Task to carry out
List each line of the data that holds the word "dailymotion".

Rows

<<<<

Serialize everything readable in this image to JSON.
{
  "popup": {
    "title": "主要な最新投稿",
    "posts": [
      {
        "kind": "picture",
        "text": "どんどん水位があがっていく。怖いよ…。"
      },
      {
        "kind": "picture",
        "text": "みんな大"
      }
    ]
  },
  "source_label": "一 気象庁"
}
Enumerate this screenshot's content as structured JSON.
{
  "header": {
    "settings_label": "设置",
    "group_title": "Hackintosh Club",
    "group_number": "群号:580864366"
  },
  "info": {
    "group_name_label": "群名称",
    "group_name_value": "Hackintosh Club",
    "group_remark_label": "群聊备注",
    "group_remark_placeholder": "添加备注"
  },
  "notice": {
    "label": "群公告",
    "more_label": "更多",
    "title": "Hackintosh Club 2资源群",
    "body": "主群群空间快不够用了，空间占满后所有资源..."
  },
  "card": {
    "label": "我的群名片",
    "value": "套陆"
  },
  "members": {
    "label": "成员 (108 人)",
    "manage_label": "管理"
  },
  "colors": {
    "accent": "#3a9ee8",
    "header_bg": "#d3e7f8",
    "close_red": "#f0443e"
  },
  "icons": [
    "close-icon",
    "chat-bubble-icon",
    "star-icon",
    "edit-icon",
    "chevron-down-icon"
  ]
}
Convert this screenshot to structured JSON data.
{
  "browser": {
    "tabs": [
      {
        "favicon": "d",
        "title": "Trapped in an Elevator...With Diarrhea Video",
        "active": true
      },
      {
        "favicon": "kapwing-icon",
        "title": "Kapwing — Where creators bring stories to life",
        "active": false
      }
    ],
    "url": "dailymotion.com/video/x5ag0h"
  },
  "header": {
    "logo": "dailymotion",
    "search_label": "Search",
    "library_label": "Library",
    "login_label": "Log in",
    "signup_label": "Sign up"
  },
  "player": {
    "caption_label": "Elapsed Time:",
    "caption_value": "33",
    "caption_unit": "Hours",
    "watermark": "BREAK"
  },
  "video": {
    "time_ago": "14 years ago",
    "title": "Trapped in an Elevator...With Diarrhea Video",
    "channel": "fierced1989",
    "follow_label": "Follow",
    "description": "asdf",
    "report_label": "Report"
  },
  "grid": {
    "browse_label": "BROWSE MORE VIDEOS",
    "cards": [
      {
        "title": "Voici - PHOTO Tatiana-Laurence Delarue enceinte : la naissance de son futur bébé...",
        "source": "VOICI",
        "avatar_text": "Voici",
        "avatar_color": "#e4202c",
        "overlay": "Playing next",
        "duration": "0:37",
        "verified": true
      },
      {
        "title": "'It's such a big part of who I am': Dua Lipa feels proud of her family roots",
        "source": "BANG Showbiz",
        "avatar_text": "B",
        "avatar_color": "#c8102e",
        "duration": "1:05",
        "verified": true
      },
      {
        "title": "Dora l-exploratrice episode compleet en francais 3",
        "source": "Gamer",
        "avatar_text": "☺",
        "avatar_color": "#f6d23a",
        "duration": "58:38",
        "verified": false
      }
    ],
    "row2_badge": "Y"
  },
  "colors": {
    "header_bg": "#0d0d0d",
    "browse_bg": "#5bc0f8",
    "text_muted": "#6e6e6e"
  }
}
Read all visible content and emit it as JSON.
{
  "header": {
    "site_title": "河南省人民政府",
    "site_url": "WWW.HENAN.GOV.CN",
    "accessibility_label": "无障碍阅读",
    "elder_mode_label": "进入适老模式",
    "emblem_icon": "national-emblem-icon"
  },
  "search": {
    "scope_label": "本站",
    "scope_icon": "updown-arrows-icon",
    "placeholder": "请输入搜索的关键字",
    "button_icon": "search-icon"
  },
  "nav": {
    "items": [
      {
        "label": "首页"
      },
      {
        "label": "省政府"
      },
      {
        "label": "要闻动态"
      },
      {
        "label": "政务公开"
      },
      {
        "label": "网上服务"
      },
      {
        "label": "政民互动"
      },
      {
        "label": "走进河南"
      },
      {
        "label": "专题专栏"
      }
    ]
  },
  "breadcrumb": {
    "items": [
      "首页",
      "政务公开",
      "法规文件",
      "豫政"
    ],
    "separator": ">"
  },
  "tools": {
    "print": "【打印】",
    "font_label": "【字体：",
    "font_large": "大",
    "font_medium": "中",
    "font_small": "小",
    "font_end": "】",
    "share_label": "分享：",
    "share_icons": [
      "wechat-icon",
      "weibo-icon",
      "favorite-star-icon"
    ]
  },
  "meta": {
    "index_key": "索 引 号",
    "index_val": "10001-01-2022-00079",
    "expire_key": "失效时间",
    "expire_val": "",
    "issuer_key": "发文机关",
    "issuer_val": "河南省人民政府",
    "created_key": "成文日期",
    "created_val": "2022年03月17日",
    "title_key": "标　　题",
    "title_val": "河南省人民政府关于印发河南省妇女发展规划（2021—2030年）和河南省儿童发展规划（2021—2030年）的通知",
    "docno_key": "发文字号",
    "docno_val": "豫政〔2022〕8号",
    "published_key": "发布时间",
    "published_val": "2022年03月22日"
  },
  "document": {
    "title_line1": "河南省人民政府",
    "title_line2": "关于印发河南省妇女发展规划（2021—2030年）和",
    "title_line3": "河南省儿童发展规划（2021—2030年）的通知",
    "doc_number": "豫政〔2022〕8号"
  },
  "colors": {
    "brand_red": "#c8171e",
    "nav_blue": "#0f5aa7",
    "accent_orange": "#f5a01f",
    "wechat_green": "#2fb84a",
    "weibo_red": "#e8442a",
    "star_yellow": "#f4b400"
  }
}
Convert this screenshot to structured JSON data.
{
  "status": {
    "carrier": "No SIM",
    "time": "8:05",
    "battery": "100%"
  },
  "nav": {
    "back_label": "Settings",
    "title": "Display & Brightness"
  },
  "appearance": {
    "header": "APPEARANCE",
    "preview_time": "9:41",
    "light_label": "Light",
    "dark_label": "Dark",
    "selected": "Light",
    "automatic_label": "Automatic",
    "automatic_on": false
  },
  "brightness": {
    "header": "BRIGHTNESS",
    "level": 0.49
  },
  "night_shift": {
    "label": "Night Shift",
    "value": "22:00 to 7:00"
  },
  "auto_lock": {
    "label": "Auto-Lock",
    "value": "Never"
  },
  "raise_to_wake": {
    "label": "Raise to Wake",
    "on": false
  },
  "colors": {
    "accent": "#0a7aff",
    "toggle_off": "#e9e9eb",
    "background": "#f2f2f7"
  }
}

>>>>

Task answer
    "url": "dailymotion.com/video/x5ag0h"
    "logo": "dailymotion",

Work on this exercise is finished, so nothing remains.